▸ **Document excerpt**:
## begin

Introduction

When the data cannot be handled efficiently on a single computer, one has to rely on a distributed system which consists in several computers interconnected by a network. The main difference between a distributed system and a multi-core/CPU system is that in the former, the memory is not shared directly between threads in a single process. On the contrary, several processes are running (on different computers) and communicate with messages (even if this communication can be implicit when using high level API). Notice that distributed computing is sometimes reserved for tightly coupled machines (with very fast network for instance) and opposed to cluster computing where the machines can be loosely coupled. I tend to avoid this distinction.

The main advantage of distributed systems over shared memory systems is the reduced risk of inconsistent behavior induced by the explicit aspect of sharing (which is done via message passing). However, this is probably the only advantage as distributed systems are very difficult to master and have significant overhead compared to SMP systems. As such, numerous API have been proposed in order to ease programming (to some extent).

At the low level, programming for a distributed system means having some way of knowing the structure of the system (e.g., how many computing nodes are available) and some communication means. At a higher level, one can hope to describe a complex task as a set of simple tasks with dependencies and then let a framework turn this description into a fast distributed program (this could apply to SMP).

Some API and programming models

  • API:
    Parallel Virtual Machine (PVM)
    PVM is the ancestor of parallel programming API designed for distributed systems. It was created in the late 80's and is based on message passing. It is still used but as been somehow superseded by MPI.

## end

▸ **Rows**:
## begin

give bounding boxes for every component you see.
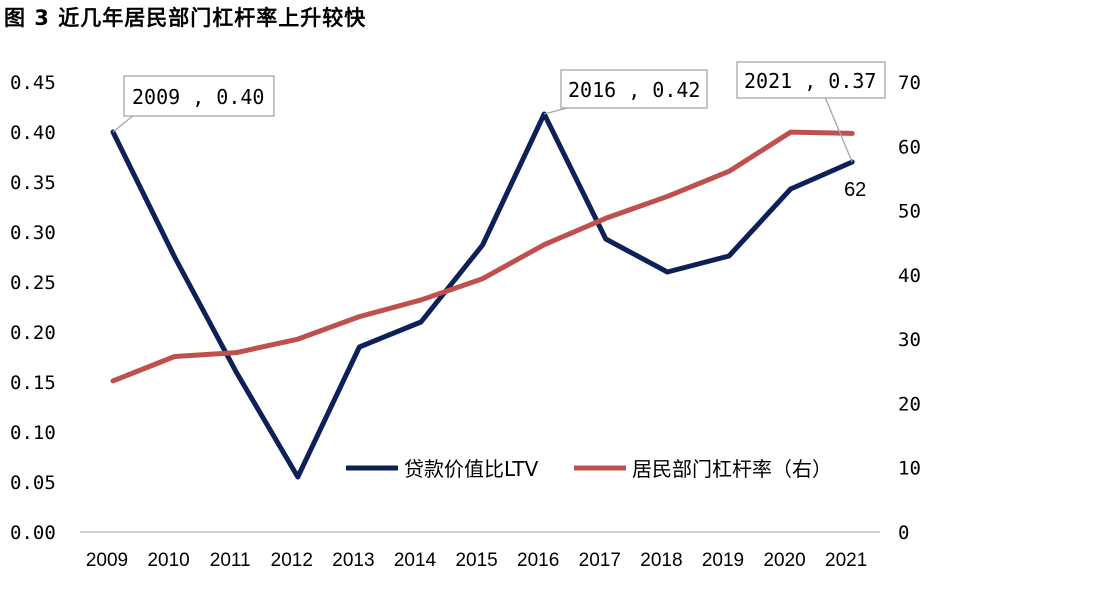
legend-label-ltv: 贷款价值比LTV xyxy=(404,457,539,481)
ltv-series-line xyxy=(110,111,855,480)
left-tick-label: 0.10 xyxy=(10,422,56,444)
callout-label: 2016 , 0.42 xyxy=(568,78,700,102)
right-tick-label: 70 xyxy=(898,72,921,94)
left-tick-label: 0.35 xyxy=(10,172,56,194)
left-tick-label: 0.00 xyxy=(10,522,56,544)
leverage-data-point xyxy=(297,338,299,340)
x-tick-label: 2014 xyxy=(394,550,437,571)
ltv-data-point xyxy=(174,256,176,258)
ltv-data-point xyxy=(666,271,668,273)
callout-leader xyxy=(824,96,853,163)
x-tick-label: 2011 xyxy=(210,550,251,571)
right-tick-label: 50 xyxy=(898,201,921,223)
x-tick-label: 2018 xyxy=(640,550,682,571)
x-tick-label: 2009 xyxy=(86,550,128,571)
callout-leader xyxy=(112,114,135,133)
leverage-data-point xyxy=(728,170,730,172)
callout-label: 2021 , 0.37 xyxy=(744,69,876,93)
left-tick-label: 0.15 xyxy=(10,372,56,394)
legend-label-leverage: 居民部门杠杆率（右） xyxy=(632,457,832,481)
x-tick-label: 2019 xyxy=(702,550,744,571)
callout-box xyxy=(123,75,275,117)
x-tick-label: 2017 xyxy=(579,550,621,571)
leverage-data-point xyxy=(235,352,237,354)
leverage-data-point xyxy=(666,195,668,197)
ltv-data-point xyxy=(790,188,792,190)
ltv-data-point xyxy=(420,321,422,323)
callout-label: 2009 , 0.40 xyxy=(132,85,264,109)
leverage-data-point xyxy=(420,299,422,301)
ltv-data-point xyxy=(235,371,237,373)
left-tick-label: 0.45 xyxy=(10,72,56,94)
leverage-data-point xyxy=(358,316,360,318)
ltv-data-point xyxy=(358,346,360,348)
leverage-series-line xyxy=(110,129,855,384)
leverage-data-point xyxy=(851,132,853,134)
x-tick-label: 2016 xyxy=(517,550,559,571)
left-tick-label: 0.25 xyxy=(10,272,56,294)
callout-box xyxy=(736,61,886,99)
callout-box xyxy=(560,69,708,109)
figure-title: 图 3 近几年居民部门杠杆率上升较快 xyxy=(4,6,367,30)
right-tick-label: 10 xyxy=(898,458,921,480)
leverage-data-point xyxy=(790,131,792,133)
x-tick-label: 2021 xyxy=(825,550,867,571)
leverage-data-point xyxy=(112,380,114,382)
data-label: 62 xyxy=(844,179,866,201)
ltv-data-point xyxy=(297,476,299,478)
leverage-data-point xyxy=(543,244,545,246)
left-tick-label: 0.05 xyxy=(10,472,56,494)
ltv-data-point xyxy=(605,238,607,240)
right-tick-label: 60 xyxy=(898,136,921,158)
leverage-data-point xyxy=(605,217,607,219)
right-tick-label: 20 xyxy=(898,393,921,415)
x-tick-label: 2010 xyxy=(147,550,189,571)
x-tick-label: 2013 xyxy=(332,550,374,571)
x-tick-label: 2012 xyxy=(271,550,313,571)
ltv-data-point xyxy=(482,244,484,246)
left-tick-label: 0.30 xyxy=(10,222,56,244)
leverage-data-point xyxy=(174,356,176,357)
ltv-data-point xyxy=(728,255,730,257)
left-tick-label: 0.20 xyxy=(10,322,56,344)
x-tick-label: 2020 xyxy=(763,550,805,571)
right-tick-label: 40 xyxy=(898,265,921,287)
right-tick-label: 0 xyxy=(898,522,909,544)
leverage-data-point xyxy=(482,278,484,280)
left-tick-label: 0.40 xyxy=(10,122,56,144)
right-tick-label: 30 xyxy=(898,329,921,351)
x-tick-label: 2015 xyxy=(455,550,497,571)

## end

In the introduction to distributed systems, what is named as the main advantage of distributed systems over shared memory systems? The entries have nothing to do with the introduction to distributed systems.

▸ **Reply**:
A reduced risk of inconsistent behavior, because sharing is explicit and done through message passing.